[start of Extracted records]

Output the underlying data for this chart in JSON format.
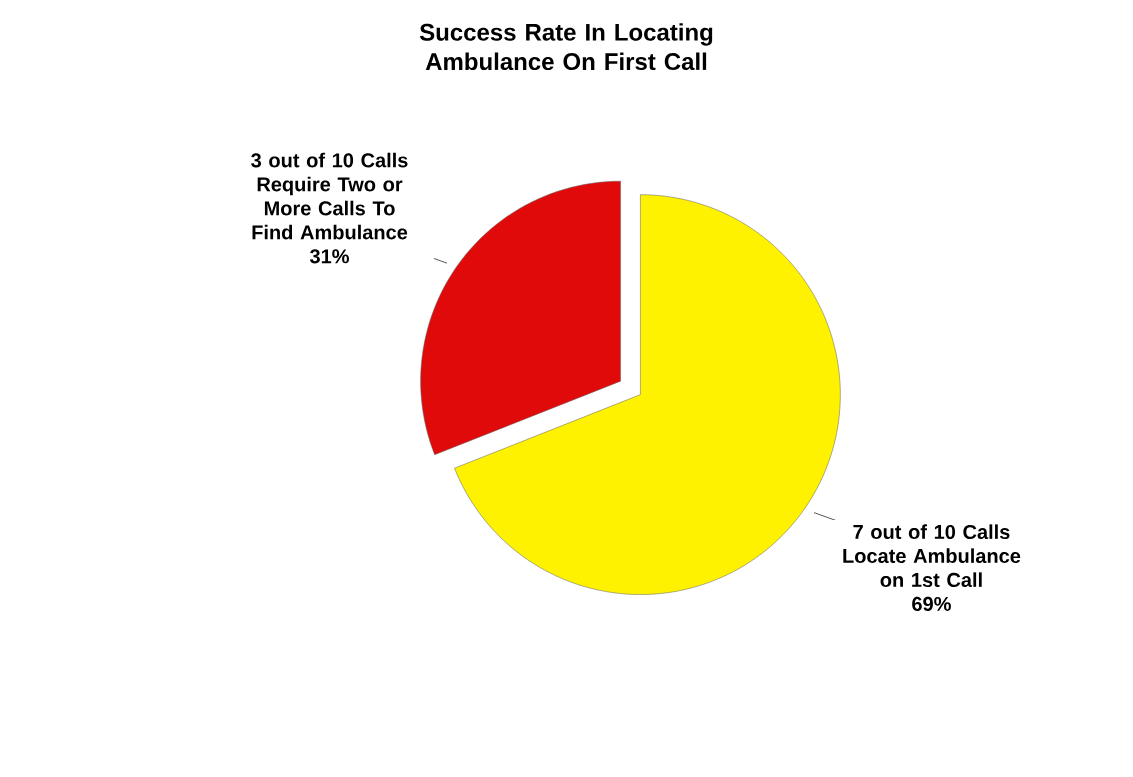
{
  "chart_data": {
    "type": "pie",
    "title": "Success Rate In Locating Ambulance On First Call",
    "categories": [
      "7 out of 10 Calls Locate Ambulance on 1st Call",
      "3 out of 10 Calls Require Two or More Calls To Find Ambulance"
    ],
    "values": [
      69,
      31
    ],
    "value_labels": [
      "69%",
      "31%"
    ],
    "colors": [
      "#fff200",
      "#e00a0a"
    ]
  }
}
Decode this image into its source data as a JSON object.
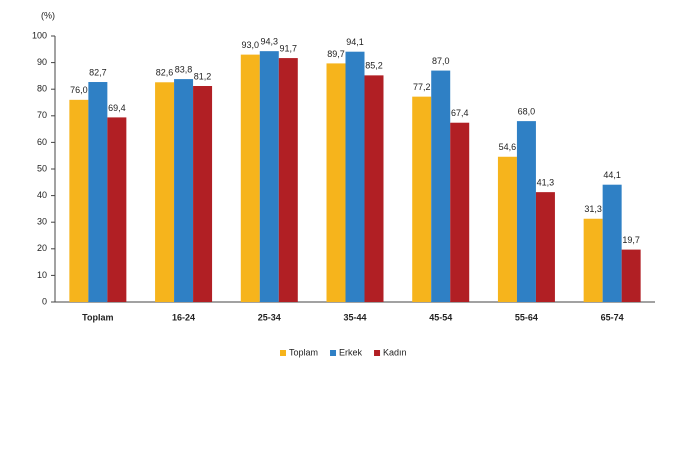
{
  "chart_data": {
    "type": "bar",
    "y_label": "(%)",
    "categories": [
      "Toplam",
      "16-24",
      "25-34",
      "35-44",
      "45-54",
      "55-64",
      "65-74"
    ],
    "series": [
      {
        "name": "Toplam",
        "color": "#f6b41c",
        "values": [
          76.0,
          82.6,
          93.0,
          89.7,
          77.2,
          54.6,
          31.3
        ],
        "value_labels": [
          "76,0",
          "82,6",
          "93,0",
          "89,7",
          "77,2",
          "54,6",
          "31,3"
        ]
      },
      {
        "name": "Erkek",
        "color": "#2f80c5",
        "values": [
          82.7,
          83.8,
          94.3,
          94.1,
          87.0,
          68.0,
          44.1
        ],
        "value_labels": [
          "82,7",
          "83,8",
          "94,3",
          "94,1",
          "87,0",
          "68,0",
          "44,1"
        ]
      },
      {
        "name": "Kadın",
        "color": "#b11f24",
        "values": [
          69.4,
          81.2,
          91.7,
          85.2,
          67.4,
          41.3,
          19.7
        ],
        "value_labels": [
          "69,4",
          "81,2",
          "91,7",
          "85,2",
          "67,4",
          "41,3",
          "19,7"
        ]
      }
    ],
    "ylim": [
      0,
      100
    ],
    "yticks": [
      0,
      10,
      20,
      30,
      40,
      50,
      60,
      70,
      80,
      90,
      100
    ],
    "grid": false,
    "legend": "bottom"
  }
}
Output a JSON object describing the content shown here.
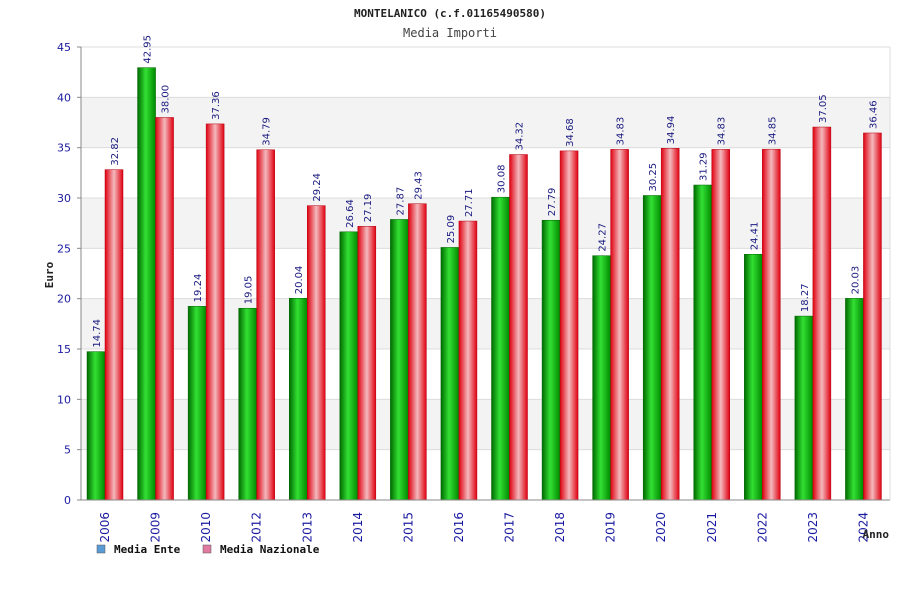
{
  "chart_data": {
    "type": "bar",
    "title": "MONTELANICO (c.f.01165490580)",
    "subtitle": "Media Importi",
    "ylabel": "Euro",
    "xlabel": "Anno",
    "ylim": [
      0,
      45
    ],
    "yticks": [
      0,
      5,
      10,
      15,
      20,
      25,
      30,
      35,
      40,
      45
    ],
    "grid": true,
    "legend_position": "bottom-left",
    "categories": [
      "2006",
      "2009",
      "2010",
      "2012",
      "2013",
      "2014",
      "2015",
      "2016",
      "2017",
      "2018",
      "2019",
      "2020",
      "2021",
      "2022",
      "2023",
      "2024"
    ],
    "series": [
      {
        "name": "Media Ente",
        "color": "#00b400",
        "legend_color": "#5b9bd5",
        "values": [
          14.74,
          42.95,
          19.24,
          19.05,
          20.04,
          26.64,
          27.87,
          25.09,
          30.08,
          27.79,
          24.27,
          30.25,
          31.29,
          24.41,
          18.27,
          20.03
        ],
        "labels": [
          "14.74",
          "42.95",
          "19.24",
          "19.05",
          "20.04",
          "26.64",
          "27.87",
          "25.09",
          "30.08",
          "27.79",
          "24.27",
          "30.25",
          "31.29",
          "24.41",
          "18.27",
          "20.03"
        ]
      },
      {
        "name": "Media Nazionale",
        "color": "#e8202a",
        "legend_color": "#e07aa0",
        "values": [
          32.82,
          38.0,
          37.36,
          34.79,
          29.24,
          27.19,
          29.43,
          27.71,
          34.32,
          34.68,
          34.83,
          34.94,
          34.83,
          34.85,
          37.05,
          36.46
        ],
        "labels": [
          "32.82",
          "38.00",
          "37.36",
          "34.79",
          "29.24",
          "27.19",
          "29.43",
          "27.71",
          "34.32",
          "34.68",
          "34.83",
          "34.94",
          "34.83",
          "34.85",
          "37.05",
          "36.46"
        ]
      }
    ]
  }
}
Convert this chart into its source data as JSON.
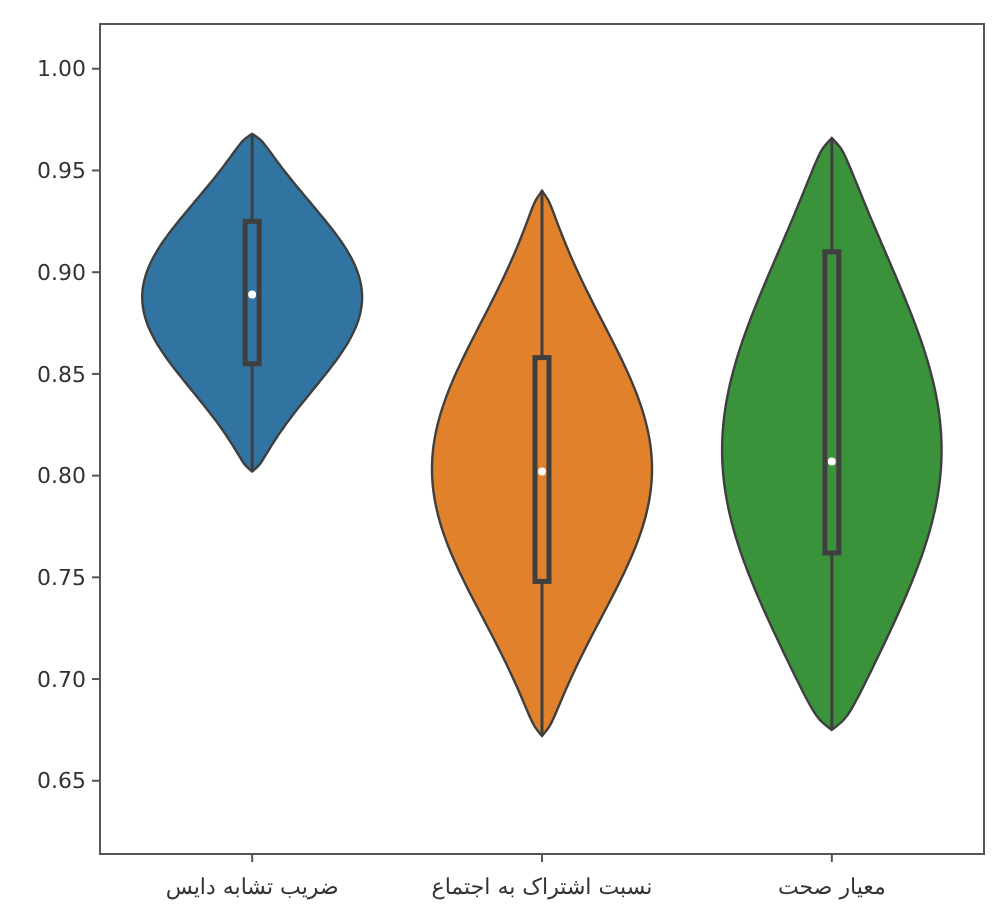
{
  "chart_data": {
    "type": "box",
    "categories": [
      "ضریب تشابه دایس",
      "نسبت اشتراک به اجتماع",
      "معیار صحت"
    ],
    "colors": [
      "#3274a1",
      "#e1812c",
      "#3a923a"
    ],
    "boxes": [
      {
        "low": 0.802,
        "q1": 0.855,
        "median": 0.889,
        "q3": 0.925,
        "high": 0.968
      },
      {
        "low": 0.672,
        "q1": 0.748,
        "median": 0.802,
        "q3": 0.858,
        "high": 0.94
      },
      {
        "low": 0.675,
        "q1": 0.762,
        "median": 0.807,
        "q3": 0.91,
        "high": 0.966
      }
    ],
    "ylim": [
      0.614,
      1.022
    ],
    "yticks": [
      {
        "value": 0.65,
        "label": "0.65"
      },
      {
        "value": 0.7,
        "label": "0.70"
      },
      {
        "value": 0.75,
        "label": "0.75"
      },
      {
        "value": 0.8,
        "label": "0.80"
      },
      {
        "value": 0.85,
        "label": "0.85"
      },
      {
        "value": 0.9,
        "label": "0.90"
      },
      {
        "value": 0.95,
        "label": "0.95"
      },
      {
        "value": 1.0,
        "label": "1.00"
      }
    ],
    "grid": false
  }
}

[end of Extracted records]

Aim of the task
Exactly the lines from the one containing "Convert this chart" to the final line of the entries are wanted; please write them out, both ends included, but not the pictures.

Reply
Convert this chart into its source data as JSON.
{
  "chart_data": {
    "type": "box",
    "categories": [
      "ضریب تشابه دایس",
      "نسبت اشتراک به اجتماع",
      "معیار صحت"
    ],
    "colors": [
      "#3274a1",
      "#e1812c",
      "#3a923a"
    ],
    "boxes": [
      {
        "low": 0.802,
        "q1": 0.855,
        "median": 0.889,
        "q3": 0.925,
        "high": 0.968
      },
      {
        "low": 0.672,
        "q1": 0.748,
        "median": 0.802,
        "q3": 0.858,
        "high": 0.94
      },
      {
        "low": 0.675,
        "q1": 0.762,
        "median": 0.807,
        "q3": 0.91,
        "high": 0.966
      }
    ],
    "ylim": [
      0.614,
      1.022
    ],
    "yticks": [
      {
        "value": 0.65,
        "label": "0.65"
      },
      {
        "value": 0.7,
        "label": "0.70"
      },
      {
        "value": 0.75,
        "label": "0.75"
      },
      {
        "value": 0.8,
        "label": "0.80"
      },
      {
        "value": 0.85,
        "label": "0.85"
      },
      {
        "value": 0.9,
        "label": "0.90"
      },
      {
        "value": 0.95,
        "label": "0.95"
      },
      {
        "value": 1.0,
        "label": "1.00"
      }
    ],
    "grid": false
  }
}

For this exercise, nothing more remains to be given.